**Task:**
Word for word, give the material below again, minus any images.

┌────────

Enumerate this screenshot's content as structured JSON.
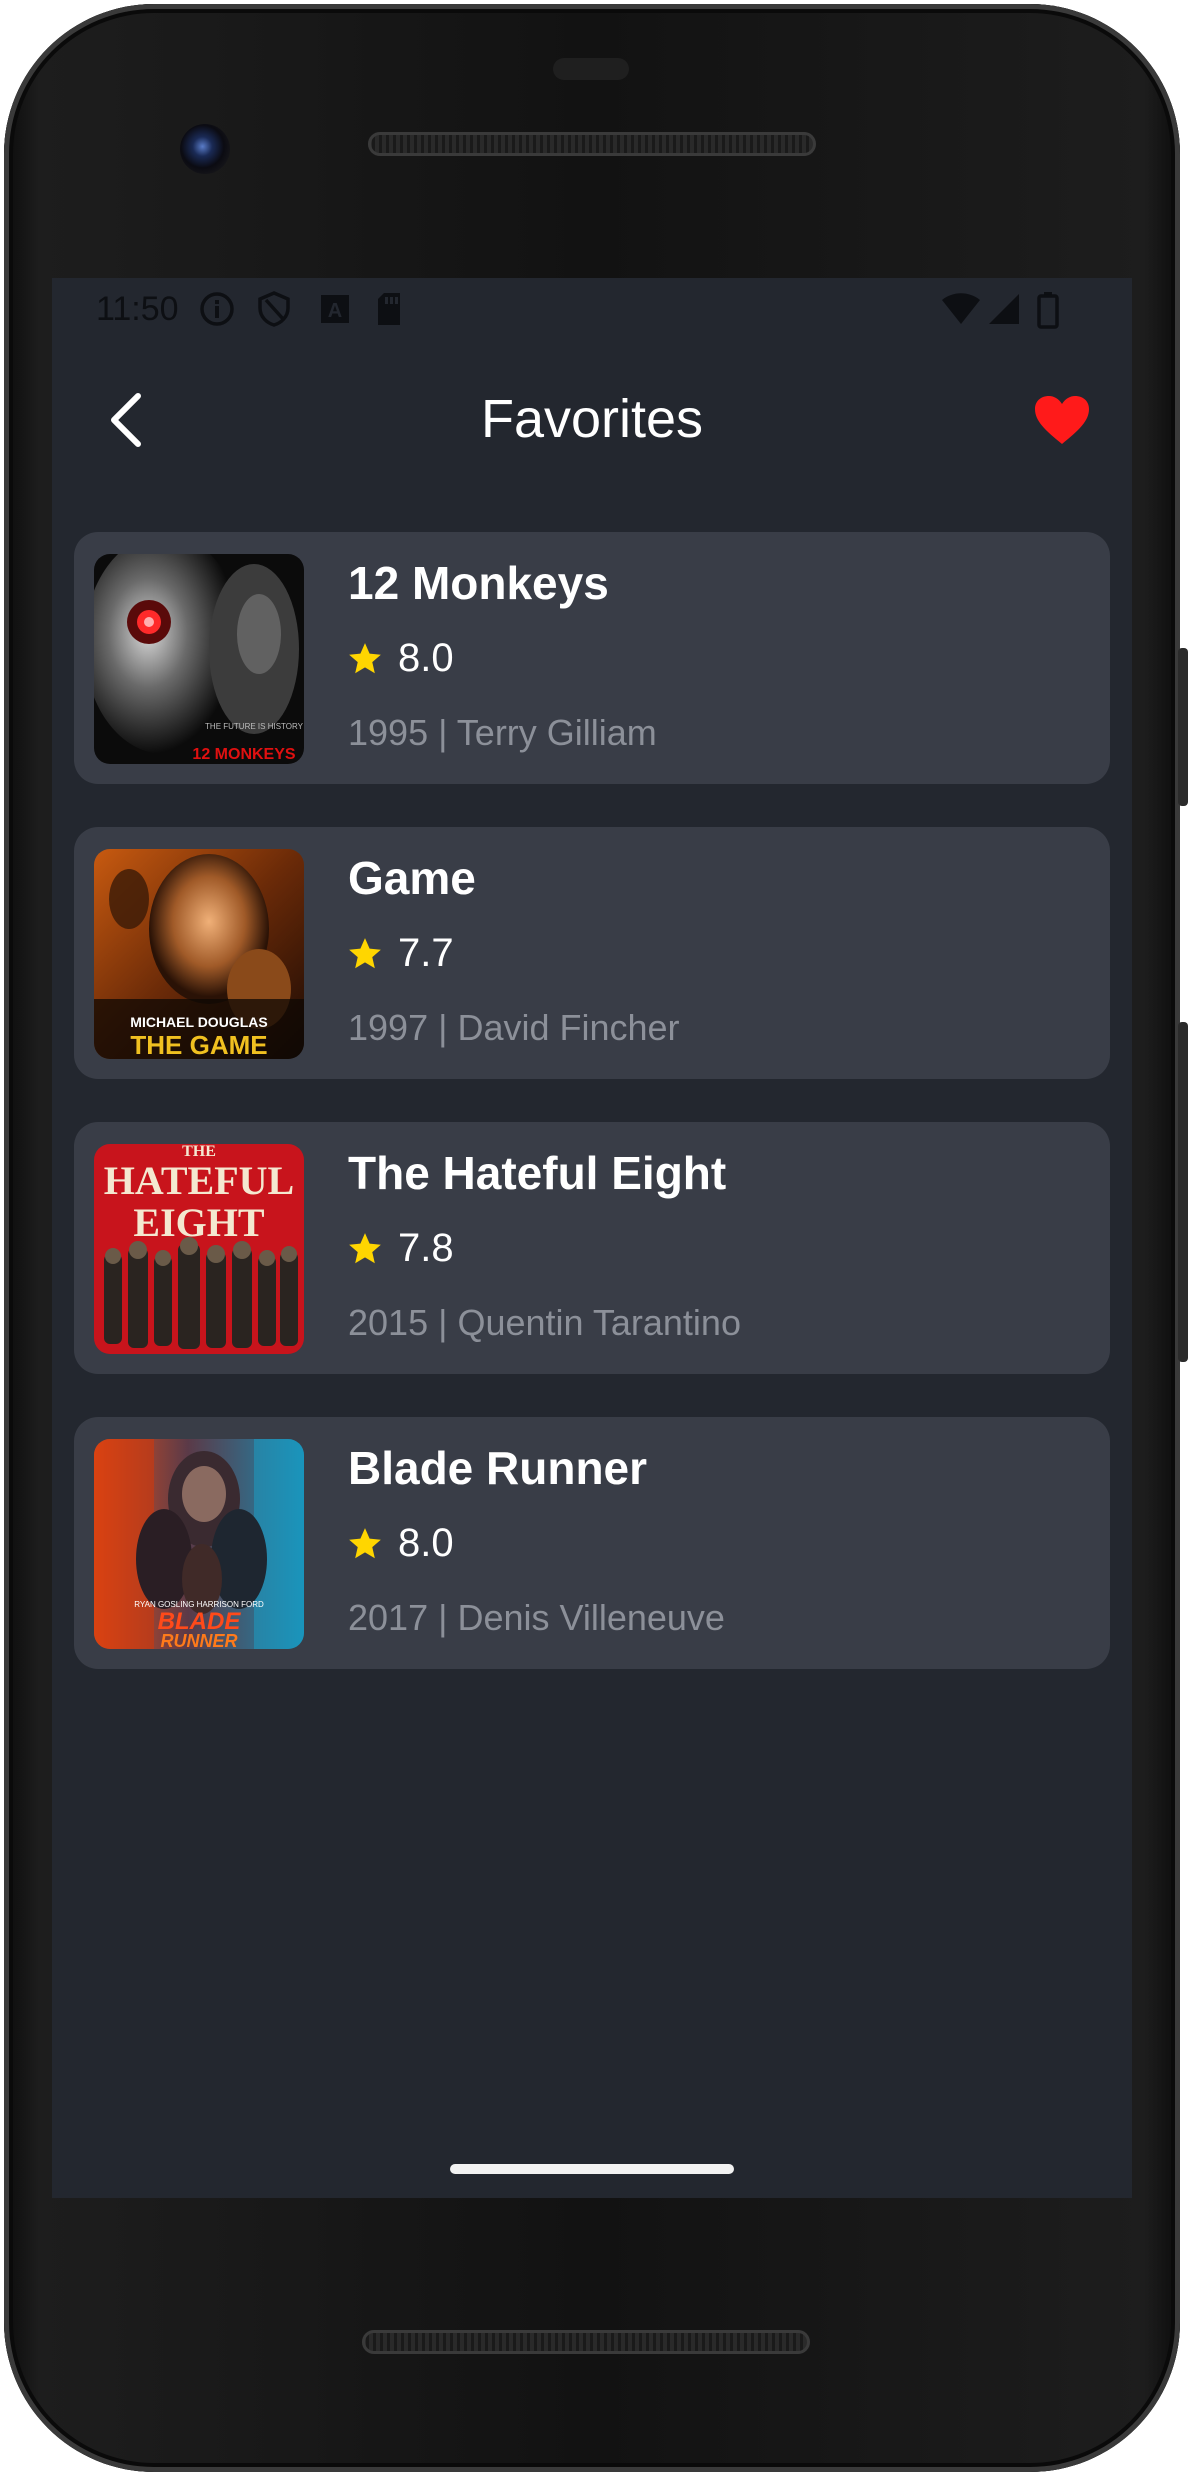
{
  "status_bar": {
    "time": "11:50",
    "icons": [
      "info-icon",
      "shield-icon",
      "font-a-icon",
      "sd-card-icon",
      "wifi-icon",
      "signal-icon",
      "battery-icon"
    ]
  },
  "app_bar": {
    "back_icon": "chevron-left-icon",
    "title": "Favorites",
    "favorite_icon": "heart-icon",
    "favorite_color": "#ff1a1a"
  },
  "favorites": [
    {
      "title": "12 Monkeys",
      "rating": "8.0",
      "meta": "1995 | Terry Gilliam",
      "poster_text": "12 MONKEYS",
      "poster_tagline": "THE FUTURE IS HISTORY"
    },
    {
      "title": "Game",
      "rating": "7.7",
      "meta": "1997 | David Fincher",
      "poster_text": "THE GAME",
      "poster_tagline": "MICHAEL DOUGLAS"
    },
    {
      "title": "The Hateful Eight",
      "rating": "7.8",
      "meta": "2015 | Quentin Tarantino",
      "poster_text": "HATEFUL",
      "poster_text2": "EIGHT",
      "poster_top": "THE"
    },
    {
      "title": "Blade Runner",
      "rating": "8.0",
      "meta": "2017 | Denis Villeneuve",
      "poster_text": "BLADE",
      "poster_text2": "RUNNER",
      "poster_tagline": "RYAN GOSLING  HARRISON FORD"
    }
  ],
  "colors": {
    "screen_bg": "#23272f",
    "card_bg": "#393d47",
    "star": "#ffd600",
    "meta_text": "#8c9099"
  }
}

└────────

**Task solution:**
Enumerate this screenshot's content as structured JSON.
{
  "status_bar": {
    "time": "11:50",
    "icons": [
      "info-icon",
      "shield-icon",
      "font-a-icon",
      "sd-card-icon",
      "wifi-icon",
      "signal-icon",
      "battery-icon"
    ]
  },
  "app_bar": {
    "back_icon": "chevron-left-icon",
    "title": "Favorites",
    "favorite_icon": "heart-icon",
    "favorite_color": "#ff1a1a"
  },
  "favorites": [
    {
      "title": "12 Monkeys",
      "rating": "8.0",
      "meta": "1995 | Terry Gilliam",
      "poster_text": "12 MONKEYS",
      "poster_tagline": "THE FUTURE IS HISTORY"
    },
    {
      "title": "Game",
      "rating": "7.7",
      "meta": "1997 | David Fincher",
      "poster_text": "THE GAME",
      "poster_tagline": "MICHAEL DOUGLAS"
    },
    {
      "title": "The Hateful Eight",
      "rating": "7.8",
      "meta": "2015 | Quentin Tarantino",
      "poster_text": "HATEFUL",
      "poster_text2": "EIGHT",
      "poster_top": "THE"
    },
    {
      "title": "Blade Runner",
      "rating": "8.0",
      "meta": "2017 | Denis Villeneuve",
      "poster_text": "BLADE",
      "poster_text2": "RUNNER",
      "poster_tagline": "RYAN GOSLING  HARRISON FORD"
    }
  ],
  "colors": {
    "screen_bg": "#23272f",
    "card_bg": "#393d47",
    "star": "#ffd600",
    "meta_text": "#8c9099"
  }
}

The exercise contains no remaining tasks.